/---

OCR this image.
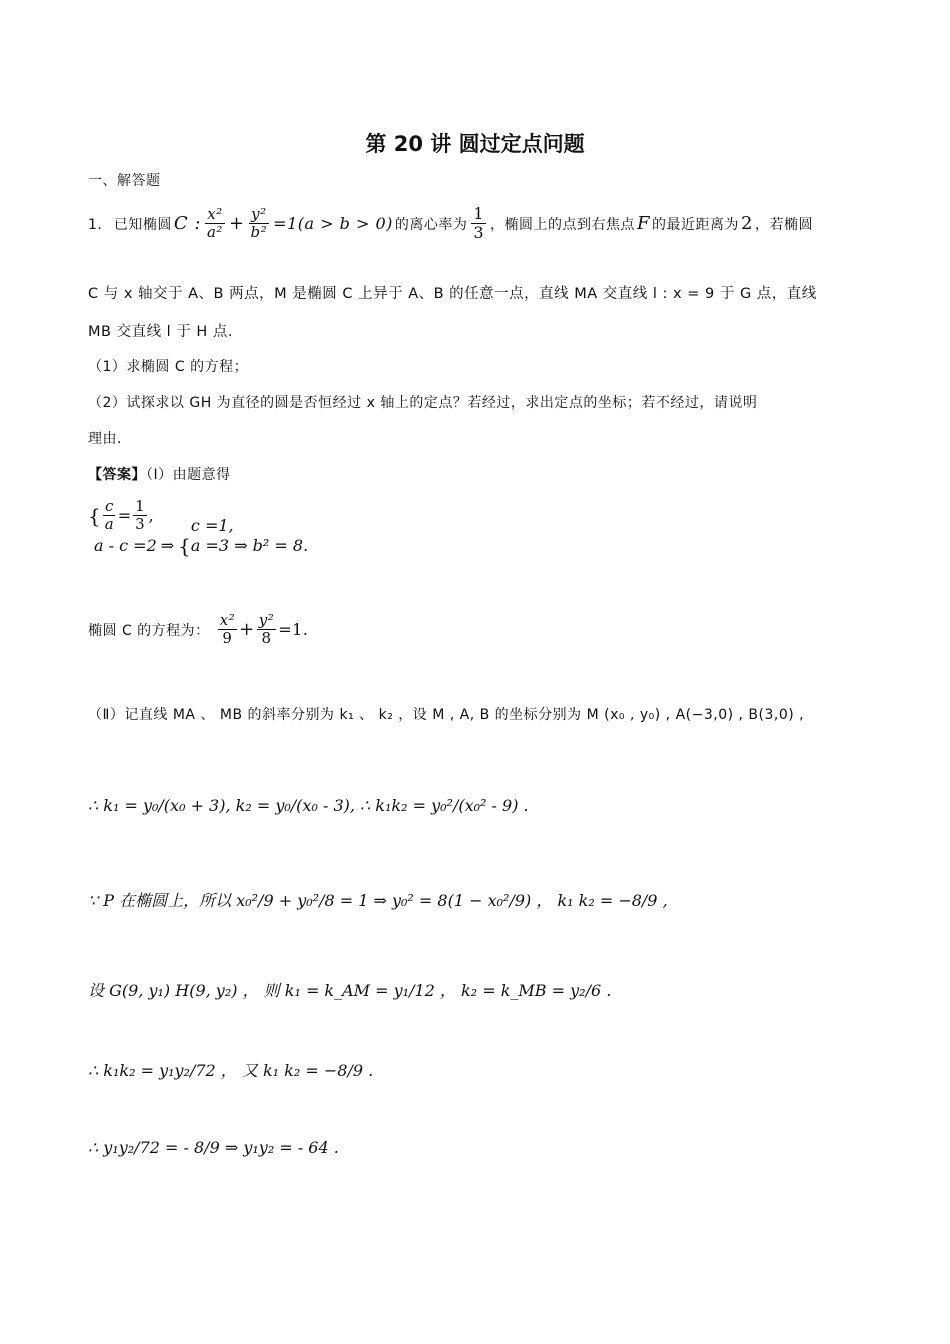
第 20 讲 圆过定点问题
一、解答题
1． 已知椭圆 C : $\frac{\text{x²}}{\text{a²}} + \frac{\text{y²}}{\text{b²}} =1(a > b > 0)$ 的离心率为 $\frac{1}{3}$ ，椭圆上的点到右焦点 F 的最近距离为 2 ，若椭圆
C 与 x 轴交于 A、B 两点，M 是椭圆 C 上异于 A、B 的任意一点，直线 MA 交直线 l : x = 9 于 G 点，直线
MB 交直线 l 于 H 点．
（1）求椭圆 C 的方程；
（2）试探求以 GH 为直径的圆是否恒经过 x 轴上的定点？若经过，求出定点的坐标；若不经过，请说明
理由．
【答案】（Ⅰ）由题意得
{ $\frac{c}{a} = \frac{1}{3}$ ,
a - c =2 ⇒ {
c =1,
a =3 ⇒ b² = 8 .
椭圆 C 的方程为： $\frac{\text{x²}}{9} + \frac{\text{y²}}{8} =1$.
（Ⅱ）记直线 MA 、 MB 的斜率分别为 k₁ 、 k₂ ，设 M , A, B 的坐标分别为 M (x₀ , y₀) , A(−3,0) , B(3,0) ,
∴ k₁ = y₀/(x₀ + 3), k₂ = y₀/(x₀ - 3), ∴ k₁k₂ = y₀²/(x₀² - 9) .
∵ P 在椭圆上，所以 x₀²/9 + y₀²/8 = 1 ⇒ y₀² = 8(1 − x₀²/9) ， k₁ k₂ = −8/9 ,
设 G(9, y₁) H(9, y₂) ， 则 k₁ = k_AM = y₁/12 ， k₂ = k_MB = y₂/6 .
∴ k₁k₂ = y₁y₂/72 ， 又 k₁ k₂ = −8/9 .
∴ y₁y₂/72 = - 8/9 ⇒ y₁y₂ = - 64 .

\---
/---

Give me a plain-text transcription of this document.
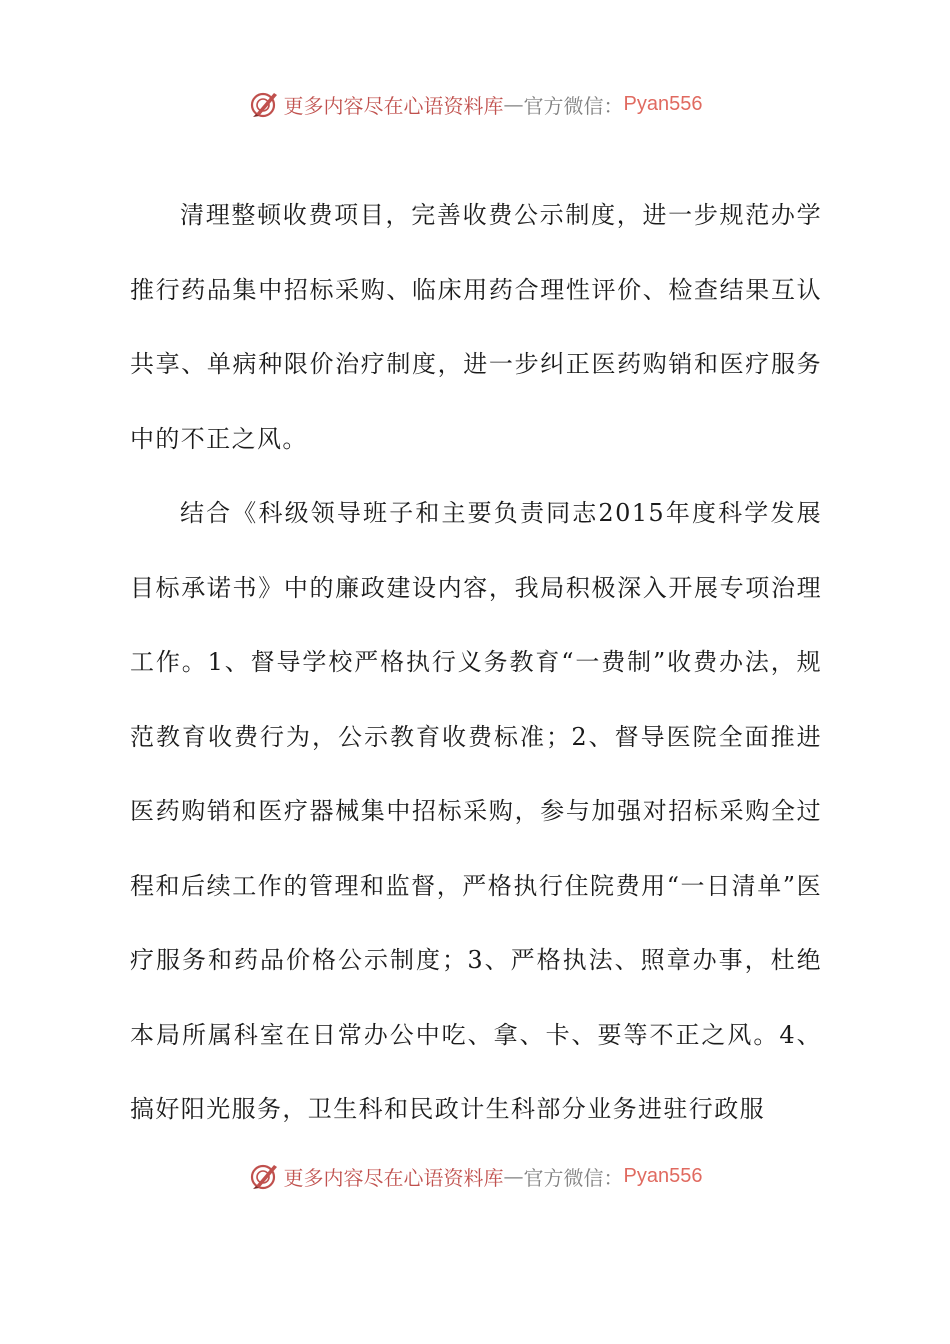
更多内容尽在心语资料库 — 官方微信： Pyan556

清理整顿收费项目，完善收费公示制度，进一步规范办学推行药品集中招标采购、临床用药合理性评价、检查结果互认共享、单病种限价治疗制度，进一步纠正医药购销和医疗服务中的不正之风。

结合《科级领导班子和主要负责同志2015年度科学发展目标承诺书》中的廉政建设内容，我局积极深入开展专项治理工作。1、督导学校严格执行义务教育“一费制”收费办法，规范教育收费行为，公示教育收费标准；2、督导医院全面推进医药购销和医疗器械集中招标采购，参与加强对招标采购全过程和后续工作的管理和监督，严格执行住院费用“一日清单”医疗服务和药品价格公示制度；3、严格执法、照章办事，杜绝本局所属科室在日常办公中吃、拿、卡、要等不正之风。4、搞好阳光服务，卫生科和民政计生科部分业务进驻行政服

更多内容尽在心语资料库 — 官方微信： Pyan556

\---

Identify each line in the entries with the word "y₁y₂" and copy it.

### Correct answer:
∴ k₁k₂ = y₁y₂/72 ， 又 k₁ k₂ = −8/9 .
∴ y₁y₂/72 = - 8/9 ⇒ y₁y₂ = - 64 .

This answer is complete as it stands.